**EXCERPTED RECORDS**
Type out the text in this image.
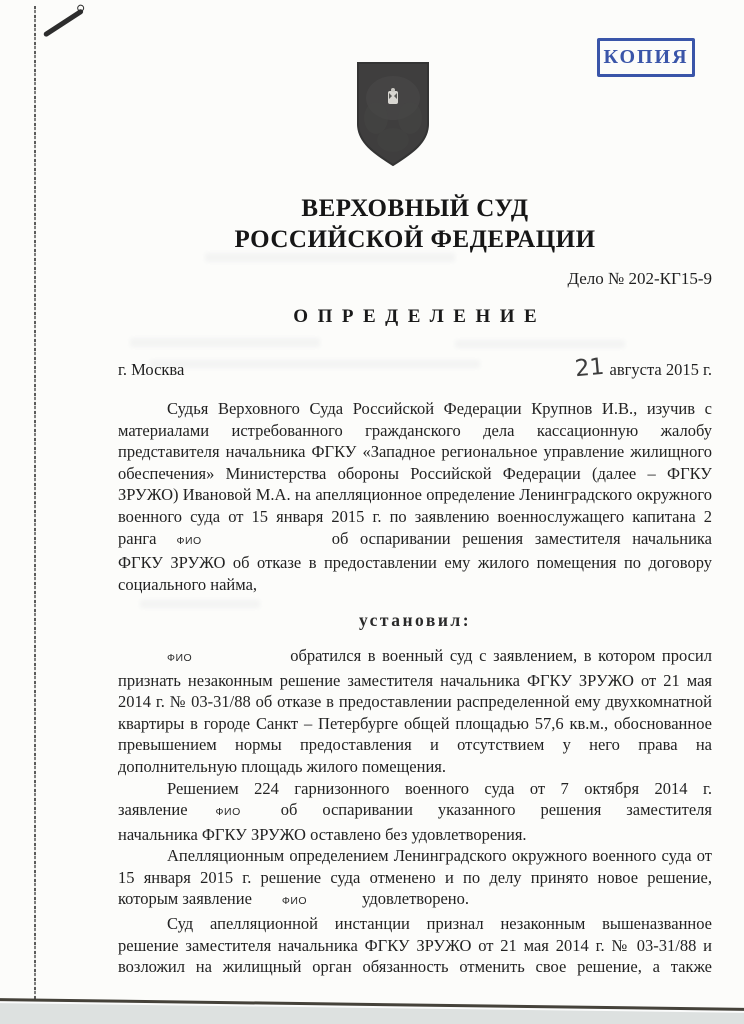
КОПИЯ
ВЕРХОВНЫЙ СУД
РОССИЙСКОЙ ФЕДЕРАЦИИ
Дело № 202-КГ15-9
ОПРЕДЕЛЕНИЕ
г. Москва	21 августа 2015 г.

Судья Верховного Суда Российской Федерации Крупнов И.В., изучив с материалами истребованного гражданского дела кассационную жалобу представителя начальника ФГКУ «Западное региональное управление жилищного обеспечения» Министерства обороны Российской Федерации (далее – ФГКУ ЗРУЖО) Ивановой М.А. на апелляционное определение Ленинградского окружного военного суда от 15 января 2015 г. по заявлению военнослужащего капитана 2 ранга ФИО	об оспаривании решения заместителя начальника ФГКУ ЗРУЖО об отказе в предоставлении ему жилого помещения по договору социального найма,

установил:

ФИО	обратился в военный суд с заявлением, в котором просил признать незаконным решение заместителя начальника ФГКУ ЗРУЖО от 21 мая 2014 г. № 03-31/88 об отказе в предоставлении распределенной ему двухкомнатной квартиры в городе Санкт – Петербурге общей площадью 57,6 кв.м., обоснованное превышением нормы предоставления и отсутствием у него права на дополнительную площадь жилого помещения.

Решением 224 гарнизонного военного суда от 7 октября 2014 г. заявление	ФИО об оспаривании указанного решения заместителя начальника ФГКУ ЗРУЖО оставлено без удовлетворения.

Апелляционным определением Ленинградского окружного военного суда от 15 января 2015 г. решение суда отменено и по делу принято новое решение, которым заявление	ФИО	удовлетворено.

Суд апелляционной инстанции признал незаконным вышеназванное решение заместителя начальника ФГКУ ЗРУЖО от 21 мая 2014 г. № 03-31/88 и возложил на жилищный орган обязанность отменить свое решение, а также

**TASK INSTRUCTIONS**
Reply with the number of lines in the preceding entries that contain "отказе", and no other words.

**EXPECTED OUTPUT**
2